=== SET EXERCISE ===
Pick out each line containing the string "Piano".

=== Stored data entries ===
===============

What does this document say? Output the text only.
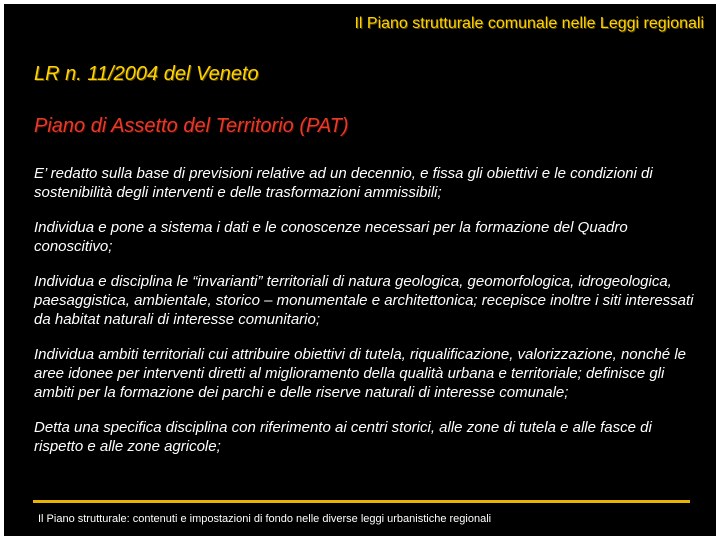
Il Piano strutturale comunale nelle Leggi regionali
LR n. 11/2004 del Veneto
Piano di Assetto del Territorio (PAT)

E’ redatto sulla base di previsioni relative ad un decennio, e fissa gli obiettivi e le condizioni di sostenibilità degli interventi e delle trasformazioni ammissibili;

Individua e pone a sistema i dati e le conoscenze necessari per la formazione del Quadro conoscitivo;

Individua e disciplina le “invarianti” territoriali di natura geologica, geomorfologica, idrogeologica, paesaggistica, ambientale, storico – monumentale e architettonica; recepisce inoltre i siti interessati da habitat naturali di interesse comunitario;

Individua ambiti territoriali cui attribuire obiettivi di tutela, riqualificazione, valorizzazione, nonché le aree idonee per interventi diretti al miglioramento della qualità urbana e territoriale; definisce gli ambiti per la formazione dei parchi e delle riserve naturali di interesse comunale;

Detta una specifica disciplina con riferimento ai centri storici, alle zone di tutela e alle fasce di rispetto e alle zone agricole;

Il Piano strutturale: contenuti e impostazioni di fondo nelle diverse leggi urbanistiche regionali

===============

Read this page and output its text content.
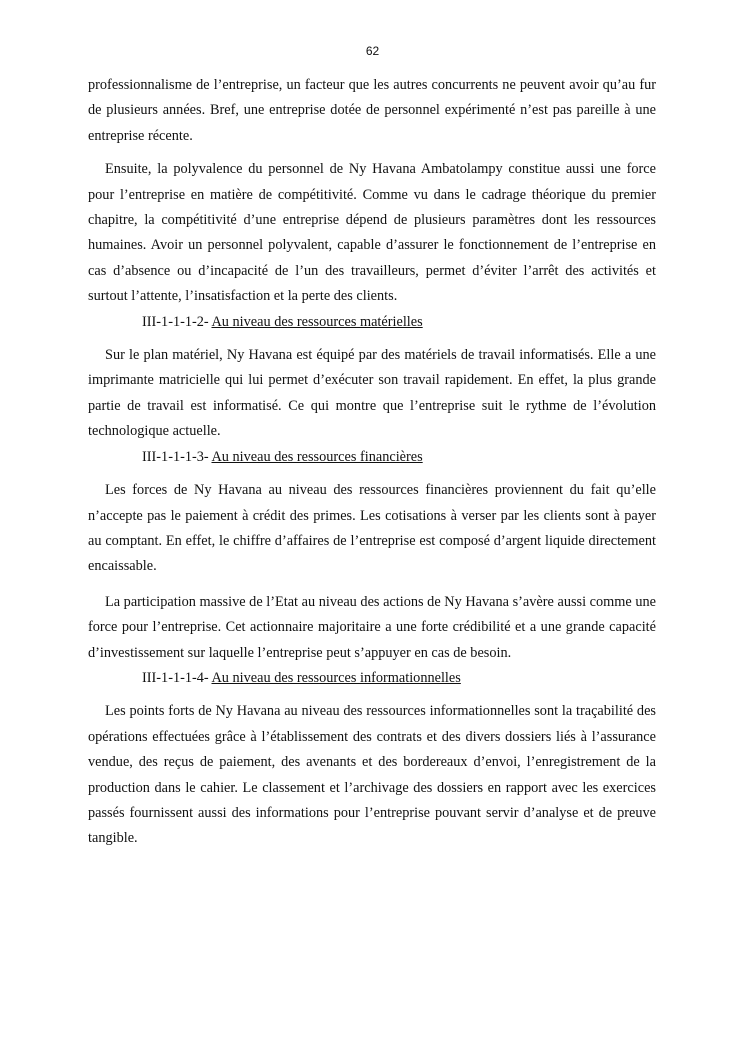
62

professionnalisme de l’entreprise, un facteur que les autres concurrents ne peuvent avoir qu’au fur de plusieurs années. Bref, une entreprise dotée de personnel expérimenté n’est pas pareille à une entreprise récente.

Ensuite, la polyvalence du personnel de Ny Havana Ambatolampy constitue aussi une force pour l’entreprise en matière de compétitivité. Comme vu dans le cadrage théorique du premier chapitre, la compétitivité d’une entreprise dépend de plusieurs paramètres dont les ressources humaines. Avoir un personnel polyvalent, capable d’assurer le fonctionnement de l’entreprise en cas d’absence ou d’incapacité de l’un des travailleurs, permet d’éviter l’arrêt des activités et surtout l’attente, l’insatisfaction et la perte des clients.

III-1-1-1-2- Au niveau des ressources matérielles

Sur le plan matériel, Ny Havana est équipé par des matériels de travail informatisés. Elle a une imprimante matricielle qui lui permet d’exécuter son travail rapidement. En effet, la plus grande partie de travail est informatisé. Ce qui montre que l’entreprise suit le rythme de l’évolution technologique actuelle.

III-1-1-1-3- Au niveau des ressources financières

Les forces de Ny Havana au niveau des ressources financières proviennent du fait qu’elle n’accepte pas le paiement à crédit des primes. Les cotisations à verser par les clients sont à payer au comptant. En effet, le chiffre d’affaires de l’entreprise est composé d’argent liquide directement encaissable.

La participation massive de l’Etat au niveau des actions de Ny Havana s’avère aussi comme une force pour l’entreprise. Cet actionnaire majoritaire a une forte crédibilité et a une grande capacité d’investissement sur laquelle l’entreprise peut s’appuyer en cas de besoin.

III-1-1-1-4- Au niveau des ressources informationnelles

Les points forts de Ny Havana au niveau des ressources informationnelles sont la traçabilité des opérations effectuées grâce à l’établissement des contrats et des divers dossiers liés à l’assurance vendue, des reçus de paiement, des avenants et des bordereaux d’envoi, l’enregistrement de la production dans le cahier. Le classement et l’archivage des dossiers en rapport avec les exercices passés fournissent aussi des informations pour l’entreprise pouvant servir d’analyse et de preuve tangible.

===============

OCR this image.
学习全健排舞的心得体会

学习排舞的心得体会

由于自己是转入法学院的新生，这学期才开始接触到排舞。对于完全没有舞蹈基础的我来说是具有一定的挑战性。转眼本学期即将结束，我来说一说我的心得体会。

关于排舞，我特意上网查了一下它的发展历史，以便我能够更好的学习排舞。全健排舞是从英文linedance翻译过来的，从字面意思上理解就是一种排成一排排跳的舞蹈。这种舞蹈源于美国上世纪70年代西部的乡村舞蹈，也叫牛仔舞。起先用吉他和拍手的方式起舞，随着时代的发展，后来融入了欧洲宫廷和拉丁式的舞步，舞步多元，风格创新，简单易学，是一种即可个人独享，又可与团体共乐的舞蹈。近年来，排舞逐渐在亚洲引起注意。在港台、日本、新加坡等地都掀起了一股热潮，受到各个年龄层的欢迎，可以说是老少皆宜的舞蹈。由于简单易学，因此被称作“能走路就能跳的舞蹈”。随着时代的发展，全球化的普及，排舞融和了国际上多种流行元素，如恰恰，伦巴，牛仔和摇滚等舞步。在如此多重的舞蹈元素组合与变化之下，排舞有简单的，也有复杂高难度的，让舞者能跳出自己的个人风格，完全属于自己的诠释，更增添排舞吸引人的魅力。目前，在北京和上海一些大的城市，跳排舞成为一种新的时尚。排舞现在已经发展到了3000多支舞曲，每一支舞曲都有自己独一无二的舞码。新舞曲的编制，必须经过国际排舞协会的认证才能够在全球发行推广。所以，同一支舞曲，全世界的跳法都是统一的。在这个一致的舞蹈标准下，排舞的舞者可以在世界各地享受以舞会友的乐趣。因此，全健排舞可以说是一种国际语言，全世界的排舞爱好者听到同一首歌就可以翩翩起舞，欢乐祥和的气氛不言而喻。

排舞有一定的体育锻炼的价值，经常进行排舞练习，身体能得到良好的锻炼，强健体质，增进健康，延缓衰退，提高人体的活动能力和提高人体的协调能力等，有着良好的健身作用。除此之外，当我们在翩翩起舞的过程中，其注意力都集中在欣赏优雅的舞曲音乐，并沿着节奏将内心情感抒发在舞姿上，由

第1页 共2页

===============

=== TASK OUTPUT ===
Il Piano strutturale comunale nelle Leggi regionali
Piano di Assetto del Territorio (PAT)
Il Piano strutturale: contenuti e impostazioni di fondo nelle diverse leggi urbanistiche regionali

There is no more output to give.